EXERCISE BRIEF |
Pick out the lines below that contain the string "nickname" and copy them all.

#### RECORD LIST

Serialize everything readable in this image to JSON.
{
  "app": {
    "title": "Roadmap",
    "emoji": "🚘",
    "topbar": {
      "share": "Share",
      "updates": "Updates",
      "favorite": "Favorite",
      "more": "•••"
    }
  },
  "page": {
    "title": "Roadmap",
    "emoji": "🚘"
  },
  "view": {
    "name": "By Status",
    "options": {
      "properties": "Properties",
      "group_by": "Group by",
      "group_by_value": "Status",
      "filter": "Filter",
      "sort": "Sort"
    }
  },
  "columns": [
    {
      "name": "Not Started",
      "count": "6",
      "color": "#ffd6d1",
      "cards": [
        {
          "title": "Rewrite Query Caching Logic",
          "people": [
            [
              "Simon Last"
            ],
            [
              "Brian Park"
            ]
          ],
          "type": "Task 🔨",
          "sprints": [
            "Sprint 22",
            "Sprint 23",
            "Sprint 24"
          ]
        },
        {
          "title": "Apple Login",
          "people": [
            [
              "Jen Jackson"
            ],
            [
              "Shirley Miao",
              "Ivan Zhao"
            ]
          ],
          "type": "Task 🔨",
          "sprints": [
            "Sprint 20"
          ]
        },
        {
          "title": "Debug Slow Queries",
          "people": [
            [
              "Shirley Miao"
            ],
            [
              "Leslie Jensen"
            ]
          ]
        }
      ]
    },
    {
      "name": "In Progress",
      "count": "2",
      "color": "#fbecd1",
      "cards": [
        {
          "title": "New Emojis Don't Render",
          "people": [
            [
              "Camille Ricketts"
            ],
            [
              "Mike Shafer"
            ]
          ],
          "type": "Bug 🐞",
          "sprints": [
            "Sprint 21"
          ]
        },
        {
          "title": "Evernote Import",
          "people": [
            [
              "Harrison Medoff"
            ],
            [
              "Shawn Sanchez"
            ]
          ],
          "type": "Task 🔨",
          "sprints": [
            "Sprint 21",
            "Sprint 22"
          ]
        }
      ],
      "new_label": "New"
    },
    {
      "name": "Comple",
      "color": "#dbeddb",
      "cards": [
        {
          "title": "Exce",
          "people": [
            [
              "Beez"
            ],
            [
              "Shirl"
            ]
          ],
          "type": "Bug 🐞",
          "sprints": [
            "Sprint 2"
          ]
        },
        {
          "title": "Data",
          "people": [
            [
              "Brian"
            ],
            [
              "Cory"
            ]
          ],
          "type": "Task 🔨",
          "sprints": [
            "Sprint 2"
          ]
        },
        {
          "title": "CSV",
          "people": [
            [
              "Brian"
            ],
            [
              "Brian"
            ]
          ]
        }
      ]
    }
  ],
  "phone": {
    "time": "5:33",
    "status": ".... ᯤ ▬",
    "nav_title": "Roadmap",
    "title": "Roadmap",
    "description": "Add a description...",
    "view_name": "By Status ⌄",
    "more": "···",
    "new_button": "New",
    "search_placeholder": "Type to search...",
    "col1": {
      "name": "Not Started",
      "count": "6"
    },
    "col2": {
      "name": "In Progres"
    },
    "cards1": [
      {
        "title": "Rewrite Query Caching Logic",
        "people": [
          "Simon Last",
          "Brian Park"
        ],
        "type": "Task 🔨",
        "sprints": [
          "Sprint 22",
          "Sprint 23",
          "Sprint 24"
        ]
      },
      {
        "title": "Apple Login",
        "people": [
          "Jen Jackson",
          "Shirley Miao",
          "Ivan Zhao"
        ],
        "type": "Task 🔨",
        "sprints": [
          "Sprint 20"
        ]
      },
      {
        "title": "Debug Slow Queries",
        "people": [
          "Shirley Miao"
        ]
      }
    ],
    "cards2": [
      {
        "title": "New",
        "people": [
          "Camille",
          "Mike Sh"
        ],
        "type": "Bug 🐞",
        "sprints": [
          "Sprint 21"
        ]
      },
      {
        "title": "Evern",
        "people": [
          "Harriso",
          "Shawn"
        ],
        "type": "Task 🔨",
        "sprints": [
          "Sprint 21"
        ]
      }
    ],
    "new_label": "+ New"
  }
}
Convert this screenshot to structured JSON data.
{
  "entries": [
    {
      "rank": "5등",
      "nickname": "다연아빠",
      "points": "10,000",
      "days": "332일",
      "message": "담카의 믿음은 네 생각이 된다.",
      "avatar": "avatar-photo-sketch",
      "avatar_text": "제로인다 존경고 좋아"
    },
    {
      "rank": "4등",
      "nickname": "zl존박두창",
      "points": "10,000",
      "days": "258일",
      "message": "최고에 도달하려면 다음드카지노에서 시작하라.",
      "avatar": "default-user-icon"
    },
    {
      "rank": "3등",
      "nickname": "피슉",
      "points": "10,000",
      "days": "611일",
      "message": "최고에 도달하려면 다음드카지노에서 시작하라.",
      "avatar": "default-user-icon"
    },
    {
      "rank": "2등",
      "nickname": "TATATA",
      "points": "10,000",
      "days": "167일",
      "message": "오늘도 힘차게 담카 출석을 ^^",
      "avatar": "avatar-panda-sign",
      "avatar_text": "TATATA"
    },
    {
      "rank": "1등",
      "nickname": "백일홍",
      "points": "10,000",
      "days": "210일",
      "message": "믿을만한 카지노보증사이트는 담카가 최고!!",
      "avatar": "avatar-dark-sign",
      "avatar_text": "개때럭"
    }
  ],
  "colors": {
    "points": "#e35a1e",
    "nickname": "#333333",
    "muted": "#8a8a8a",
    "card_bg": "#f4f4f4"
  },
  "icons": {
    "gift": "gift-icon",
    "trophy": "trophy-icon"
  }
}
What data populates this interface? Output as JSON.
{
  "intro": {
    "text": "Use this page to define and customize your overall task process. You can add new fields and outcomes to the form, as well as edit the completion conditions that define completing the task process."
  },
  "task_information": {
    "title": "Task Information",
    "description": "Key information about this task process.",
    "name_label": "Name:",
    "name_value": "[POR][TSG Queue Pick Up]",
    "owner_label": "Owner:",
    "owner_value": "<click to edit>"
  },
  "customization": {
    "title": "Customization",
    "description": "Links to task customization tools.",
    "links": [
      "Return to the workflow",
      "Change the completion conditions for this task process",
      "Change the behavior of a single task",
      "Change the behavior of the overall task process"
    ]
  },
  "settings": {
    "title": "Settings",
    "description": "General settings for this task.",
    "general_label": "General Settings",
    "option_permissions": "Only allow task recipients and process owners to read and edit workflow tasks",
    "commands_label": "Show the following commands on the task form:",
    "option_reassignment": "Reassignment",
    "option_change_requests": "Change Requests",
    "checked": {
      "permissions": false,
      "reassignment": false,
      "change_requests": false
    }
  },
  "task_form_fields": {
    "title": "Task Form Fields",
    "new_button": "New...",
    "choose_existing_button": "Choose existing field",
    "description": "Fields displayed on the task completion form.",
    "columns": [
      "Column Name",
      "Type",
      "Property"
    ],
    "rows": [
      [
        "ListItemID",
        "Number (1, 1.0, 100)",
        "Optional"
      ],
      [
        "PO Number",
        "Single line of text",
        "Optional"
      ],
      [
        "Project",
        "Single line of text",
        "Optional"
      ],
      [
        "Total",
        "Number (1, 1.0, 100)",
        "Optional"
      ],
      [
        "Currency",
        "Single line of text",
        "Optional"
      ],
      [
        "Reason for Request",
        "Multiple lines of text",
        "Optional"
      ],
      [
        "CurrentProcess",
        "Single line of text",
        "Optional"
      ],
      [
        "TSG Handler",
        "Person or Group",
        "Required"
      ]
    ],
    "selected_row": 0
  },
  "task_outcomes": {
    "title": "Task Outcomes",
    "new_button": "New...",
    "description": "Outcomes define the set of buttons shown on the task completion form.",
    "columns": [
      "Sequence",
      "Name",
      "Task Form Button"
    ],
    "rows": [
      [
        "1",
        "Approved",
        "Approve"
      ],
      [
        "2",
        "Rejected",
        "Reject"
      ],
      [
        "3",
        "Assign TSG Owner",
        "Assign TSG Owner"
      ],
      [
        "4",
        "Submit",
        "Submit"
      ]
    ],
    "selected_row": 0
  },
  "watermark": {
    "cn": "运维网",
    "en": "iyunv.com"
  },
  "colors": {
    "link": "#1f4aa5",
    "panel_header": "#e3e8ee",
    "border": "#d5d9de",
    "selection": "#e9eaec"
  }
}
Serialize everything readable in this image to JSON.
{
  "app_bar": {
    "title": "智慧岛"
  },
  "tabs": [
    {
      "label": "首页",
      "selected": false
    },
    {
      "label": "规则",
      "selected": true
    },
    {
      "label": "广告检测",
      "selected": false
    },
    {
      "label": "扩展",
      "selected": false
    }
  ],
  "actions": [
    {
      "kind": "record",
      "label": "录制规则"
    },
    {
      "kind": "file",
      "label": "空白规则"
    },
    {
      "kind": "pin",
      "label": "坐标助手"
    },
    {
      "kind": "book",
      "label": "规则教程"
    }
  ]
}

########

COMPLETE ANSWER |
      "nickname": "다연아빠",
      "nickname": "zl존박두창",
      "nickname": "피슉",
      "nickname": "TATATA",
      "nickname": "백일홍",
    "nickname": "#333333",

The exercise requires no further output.